DO THIS:
Return the entries verbatim and drop every picture.

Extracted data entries
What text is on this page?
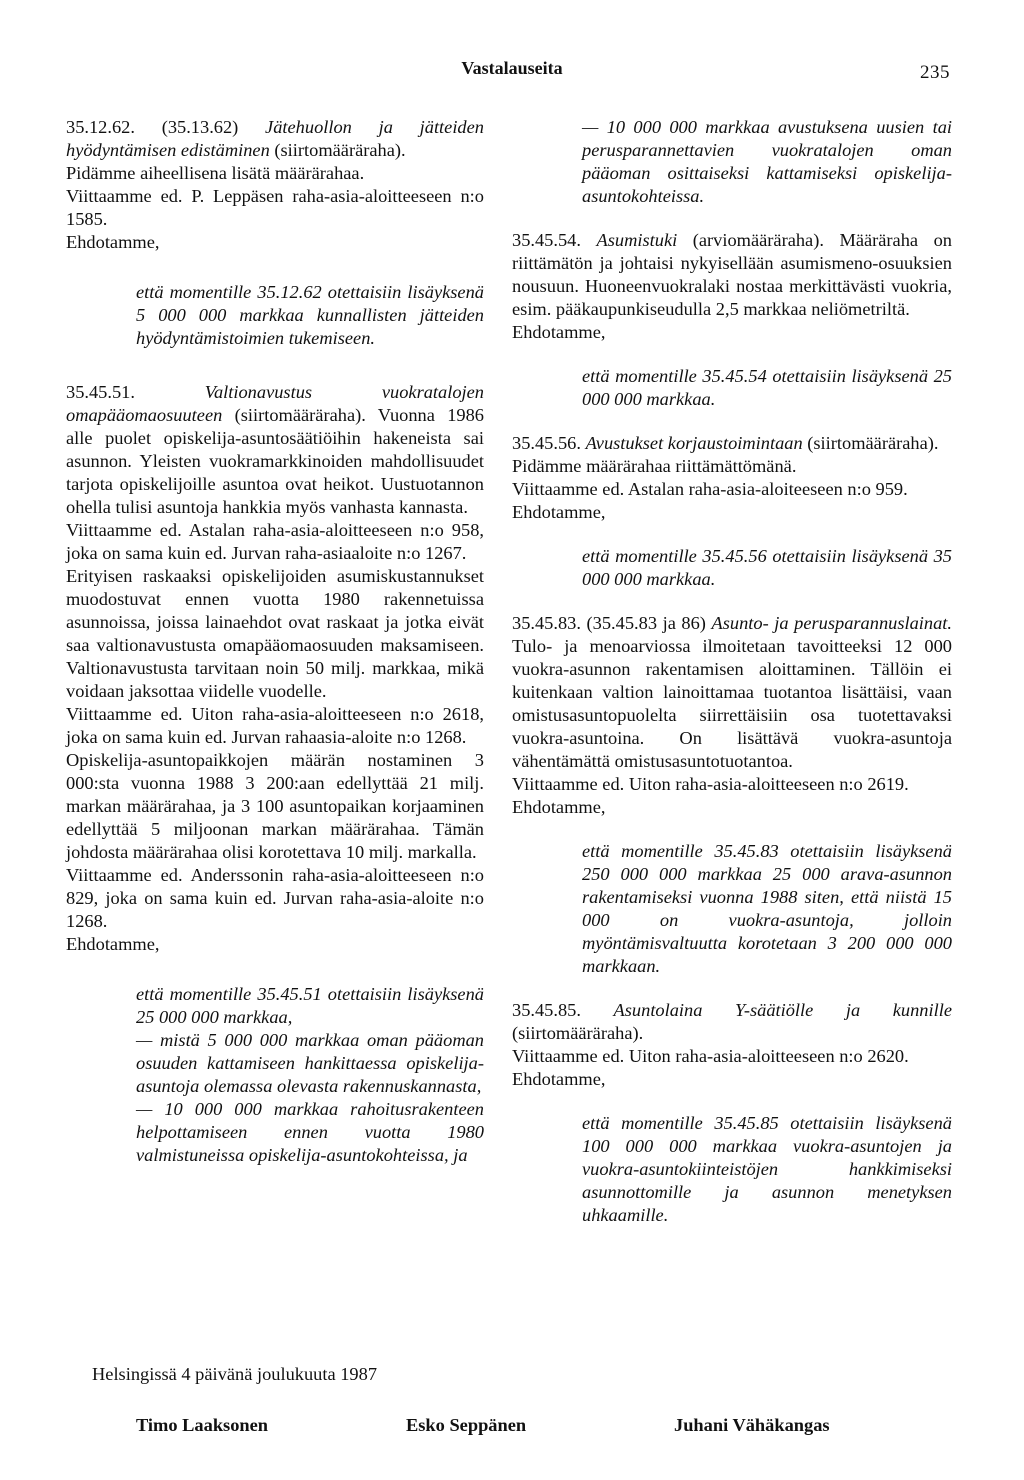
Vastalauseita	235

35.12.62. (35.13.62) Jätehuollon ja jätteiden hyödyntämisen edistäminen (siirtomääräraha).

Pidämme aiheellisena lisätä määrärahaa.

Viittaamme ed. P. Leppäsen raha-asia-aloitteeseen n:o 1585.

Ehdotamme,

että momentille 35.12.62 otettaisiin lisäyksenä 5 000 000 markkaa kunnallisten jätteiden hyödyntämistoimien tukemiseen.

35.45.51. Valtionavustus vuokratalojen omapääomaosuuteen (siirtomääräraha). Vuonna 1986 alle puolet opiskelija-asuntosäätiöihin hakeneista sai asunnon. Yleisten vuokramarkkinoiden mahdollisuudet tarjota opiskelijoille asuntoa ovat heikot. Uustuotannon ohella tulisi asuntoja hankkia myös vanhasta kannasta.

Viittaamme ed. Astalan raha-asia-aloitteeseen n:o 958, joka on sama kuin ed. Jurvan raha-asiaaloite n:o 1267.

Erityisen raskaaksi opiskelijoiden asumiskustannukset muodostuvat ennen vuotta 1980 rakennetuissa asunnoissa, joissa lainaehdot ovat raskaat ja jotka eivät saa valtionavustusta omapääomaosuuden maksamiseen. Valtionavustusta tarvitaan noin 50 milj. markkaa, mikä voidaan jaksottaa viidelle vuodelle.

Viittaamme ed. Uiton raha-asia-aloitteeseen n:o 2618, joka on sama kuin ed. Jurvan rahaasia-aloite n:o 1268.

Opiskelija-asuntopaikkojen määrän nostaminen 3 000:sta vuonna 1988 3 200:aan edellyttää 21 milj. markan määrärahaa, ja 3 100 asuntopaikan korjaaminen edellyttää 5 miljoonan markan määrärahaa. Tämän johdosta määrärahaa olisi korotettava 10 milj. markalla.

Viittaamme ed. Anderssonin raha-asia-aloitteeseen n:o 829, joka on sama kuin ed. Jurvan raha-asia-aloite n:o 1268.

Ehdotamme,

että momentille 35.45.51 otettaisiin lisäyksenä 25 000 000 markkaa,

— mistä 5 000 000 markkaa oman pääoman osuuden kattamiseen hankittaessa opiskelija-asuntoja olemassa olevasta rakennuskannasta,

— 10 000 000 markkaa rahoitusrakenteen helpottamiseen ennen vuotta 1980 valmistuneissa opiskelija-asuntokohteissa, ja

— 10 000 000 markkaa avustuksena uusien tai perusparannettavien vuokratalojen oman pääoman osittaiseksi kattamiseksi opiskelija-asuntokohteissa.

35.45.54. Asumistuki (arviomääräraha). Määräraha on riittämätön ja johtaisi nykyisellään asumismeno-osuuksien nousuun. Huoneenvuokralaki nostaa merkittävästi vuokria, esim. pääkaupunkiseudulla 2,5 markkaa neliömetriltä.

Ehdotamme,

että momentille 35.45.54 otettaisiin lisäyksenä 25 000 000 markkaa.

35.45.56. Avustukset korjaustoimintaan (siirtomääräraha).

Pidämme määrärahaa riittämättömänä.

Viittaamme ed. Astalan raha-asia-aloiteeseen n:o 959.

Ehdotamme,

että momentille 35.45.56 otettaisiin lisäyksenä 35 000 000 markkaa.

35.45.83. (35.45.83 ja 86) Asunto- ja perusparannuslainat. Tulo- ja menoarviossa ilmoitetaan tavoitteeksi 12 000 vuokra-asunnon rakentamisen aloittaminen. Tällöin ei kuitenkaan valtion lainoittamaa tuotantoa lisättäisi, vaan omistusasuntopuolelta siirrettäisiin osa tuotettavaksi vuokra-asuntoina. On lisättävä vuokra-asuntoja vähentämättä omistusasuntotuotantoa.

Viittaamme ed. Uiton raha-asia-aloitteeseen n:o 2619.

Ehdotamme,

että momentille 35.45.83 otettaisiin lisäyksenä 250 000 000 markkaa 25 000 arava-asunnon rakentamiseksi vuonna 1988 siten, että niistä 15 000 on vuokra-asuntoja, jolloin myöntämisvaltuutta korotetaan 3 200 000 000 markkaan.

35.45.85. Asuntolaina Y-säätiölle ja kunnille (siirtomääräraha).

Viittaamme ed. Uiton raha-asia-aloitteeseen n:o 2620.

Ehdotamme,

että momentille 35.45.85 otettaisiin lisäyksenä 100 000 000 markkaa vuokra-asuntojen ja vuokra-asuntokiinteistöjen hankkimiseksi asunnottomille ja asunnon menetyksen uhkaamille.

Helsingissä 4 päivänä joulukuuta 1987
Timo Laaksonen	Esko Seppänen	Juhani Vähäkangas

RESPONSE TO THE EXERCISE:
What text is on this page?
Vastalauseita	235

35.12.62. (35.13.62) Jätehuollon ja jätteiden hyödyntämisen edistäminen (siirtomääräraha).

Pidämme aiheellisena lisätä määrärahaa.

Viittaamme ed. P. Leppäsen raha-asia-aloitteeseen n:o 1585.

Ehdotamme,

että momentille 35.12.62 otettaisiin lisäyksenä 5 000 000 markkaa kunnallisten jätteiden hyödyntämistoimien tukemiseen.

35.45.51. Valtionavustus vuokratalojen omapääomaosuuteen (siirtomääräraha). Vuonna 1986 alle puolet opiskelija-asuntosäätiöihin hakeneista sai asunnon. Yleisten vuokramarkkinoiden mahdollisuudet tarjota opiskelijoille asuntoa ovat heikot. Uustuotannon ohella tulisi asuntoja hankkia myös vanhasta kannasta.

Viittaamme ed. Astalan raha-asia-aloitteeseen n:o 958, joka on sama kuin ed. Jurvan raha-asiaaloite n:o 1267.

Erityisen raskaaksi opiskelijoiden asumiskustannukset muodostuvat ennen vuotta 1980 rakennetuissa asunnoissa, joissa lainaehdot ovat raskaat ja jotka eivät saa valtionavustusta omapääomaosuuden maksamiseen. Valtionavustusta tarvitaan noin 50 milj. markkaa, mikä voidaan jaksottaa viidelle vuodelle.

Viittaamme ed. Uiton raha-asia-aloitteeseen n:o 2618, joka on sama kuin ed. Jurvan rahaasia-aloite n:o 1268.

Opiskelija-asuntopaikkojen määrän nostaminen 3 000:sta vuonna 1988 3 200:aan edellyttää 21 milj. markan määrärahaa, ja 3 100 asuntopaikan korjaaminen edellyttää 5 miljoonan markan määrärahaa. Tämän johdosta määrärahaa olisi korotettava 10 milj. markalla.

Viittaamme ed. Anderssonin raha-asia-aloitteeseen n:o 829, joka on sama kuin ed. Jurvan raha-asia-aloite n:o 1268.

Ehdotamme,

että momentille 35.45.51 otettaisiin lisäyksenä 25 000 000 markkaa,

— mistä 5 000 000 markkaa oman pääoman osuuden kattamiseen hankittaessa opiskelija-asuntoja olemassa olevasta rakennuskannasta,

— 10 000 000 markkaa rahoitusrakenteen helpottamiseen ennen vuotta 1980 valmistuneissa opiskelija-asuntokohteissa, ja

— 10 000 000 markkaa avustuksena uusien tai perusparannettavien vuokratalojen oman pääoman osittaiseksi kattamiseksi opiskelija-asuntokohteissa.

35.45.54. Asumistuki (arviomääräraha). Määräraha on riittämätön ja johtaisi nykyisellään asumismeno-osuuksien nousuun. Huoneenvuokralaki nostaa merkittävästi vuokria, esim. pääkaupunkiseudulla 2,5 markkaa neliömetriltä.

Ehdotamme,

että momentille 35.45.54 otettaisiin lisäyksenä 25 000 000 markkaa.

35.45.56. Avustukset korjaustoimintaan (siirtomääräraha).

Pidämme määrärahaa riittämättömänä.

Viittaamme ed. Astalan raha-asia-aloiteeseen n:o 959.

Ehdotamme,

että momentille 35.45.56 otettaisiin lisäyksenä 35 000 000 markkaa.

35.45.83. (35.45.83 ja 86) Asunto- ja perusparannuslainat. Tulo- ja menoarviossa ilmoitetaan tavoitteeksi 12 000 vuokra-asunnon rakentamisen aloittaminen. Tällöin ei kuitenkaan valtion lainoittamaa tuotantoa lisättäisi, vaan omistusasuntopuolelta siirrettäisiin osa tuotettavaksi vuokra-asuntoina. On lisättävä vuokra-asuntoja vähentämättä omistusasuntotuotantoa.

Viittaamme ed. Uiton raha-asia-aloitteeseen n:o 2619.

Ehdotamme,

että momentille 35.45.83 otettaisiin lisäyksenä 250 000 000 markkaa 25 000 arava-asunnon rakentamiseksi vuonna 1988 siten, että niistä 15 000 on vuokra-asuntoja, jolloin myöntämisvaltuutta korotetaan 3 200 000 000 markkaan.

35.45.85. Asuntolaina Y-säätiölle ja kunnille (siirtomääräraha).

Viittaamme ed. Uiton raha-asia-aloitteeseen n:o 2620.

Ehdotamme,

että momentille 35.45.85 otettaisiin lisäyksenä 100 000 000 markkaa vuokra-asuntojen ja vuokra-asuntokiinteistöjen hankkimiseksi asunnottomille ja asunnon menetyksen uhkaamille.

Helsingissä 4 päivänä joulukuuta 1987
Timo Laaksonen	Esko Seppänen	Juhani Vähäkangas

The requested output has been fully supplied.